> SET PROBLEM:
Every line of the listing must be reproduced as it stands. Leave the images behind.

> DATASET EXCERPTS:
....
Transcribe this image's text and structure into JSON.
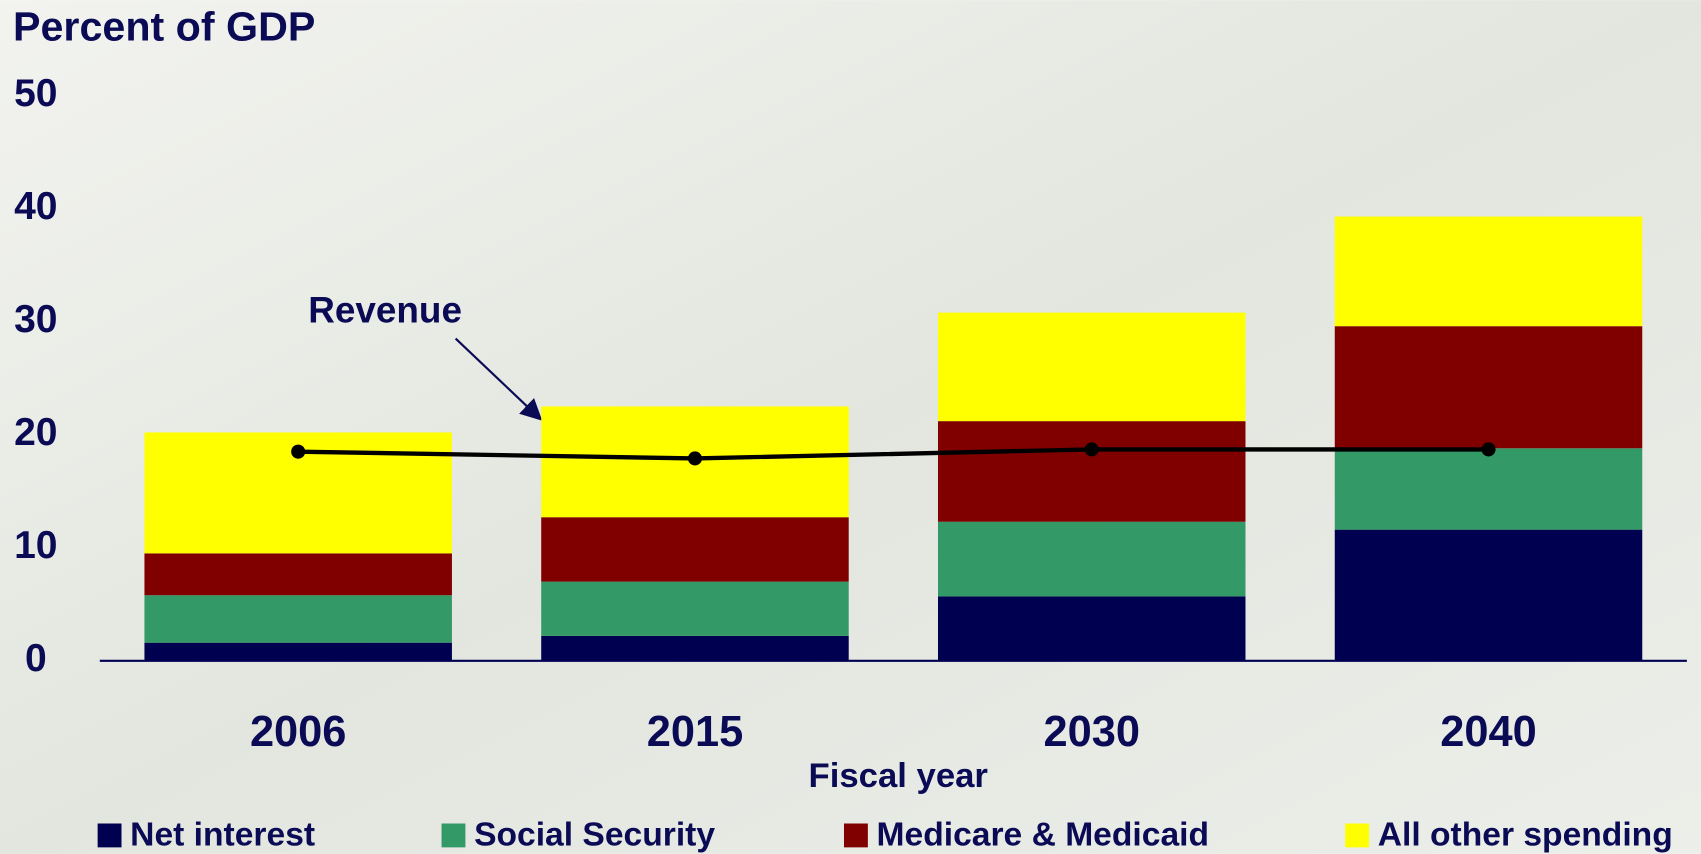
{
  "chart_data": {
    "type": "bar",
    "stacked": true,
    "y_label": "Percent of GDP",
    "x_label": "Fiscal year",
    "categories": [
      "2006",
      "2015",
      "2030",
      "2040"
    ],
    "series": [
      {
        "name": "Net interest",
        "color": "#000050",
        "values": [
          1.6,
          2.2,
          5.7,
          11.6
        ]
      },
      {
        "name": "Social Security",
        "color": "#339966",
        "values": [
          4.2,
          4.8,
          6.6,
          7.2
        ]
      },
      {
        "name": "Medicare & Medicaid",
        "color": "#800000",
        "values": [
          3.7,
          5.7,
          8.9,
          10.8
        ]
      },
      {
        "name": "All other spending",
        "color": "#ffff00",
        "values": [
          10.7,
          9.8,
          9.6,
          9.7
        ]
      },
      {
        "name": "Revenue",
        "type": "line",
        "color": "#000000",
        "values": [
          18.5,
          17.9,
          18.7,
          18.7
        ]
      }
    ],
    "ylim": [
      0,
      50
    ],
    "yticks": [
      0,
      10,
      20,
      30,
      40,
      50
    ],
    "grid": false
  }
}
....
> ANSWER FOR THE TASK:
Transcribe this image's text and structure into JSON.
{
  "chart_data": {
    "type": "bar",
    "stacked": true,
    "y_label": "Percent of GDP",
    "x_label": "Fiscal year",
    "categories": [
      "2006",
      "2015",
      "2030",
      "2040"
    ],
    "series": [
      {
        "name": "Net interest",
        "color": "#000050",
        "values": [
          1.6,
          2.2,
          5.7,
          11.6
        ]
      },
      {
        "name": "Social Security",
        "color": "#339966",
        "values": [
          4.2,
          4.8,
          6.6,
          7.2
        ]
      },
      {
        "name": "Medicare & Medicaid",
        "color": "#800000",
        "values": [
          3.7,
          5.7,
          8.9,
          10.8
        ]
      },
      {
        "name": "All other spending",
        "color": "#ffff00",
        "values": [
          10.7,
          9.8,
          9.6,
          9.7
        ]
      },
      {
        "name": "Revenue",
        "type": "line",
        "color": "#000000",
        "values": [
          18.5,
          17.9,
          18.7,
          18.7
        ]
      }
    ],
    "ylim": [
      0,
      50
    ],
    "yticks": [
      0,
      10,
      20,
      30,
      40,
      50
    ],
    "grid": false
  }
}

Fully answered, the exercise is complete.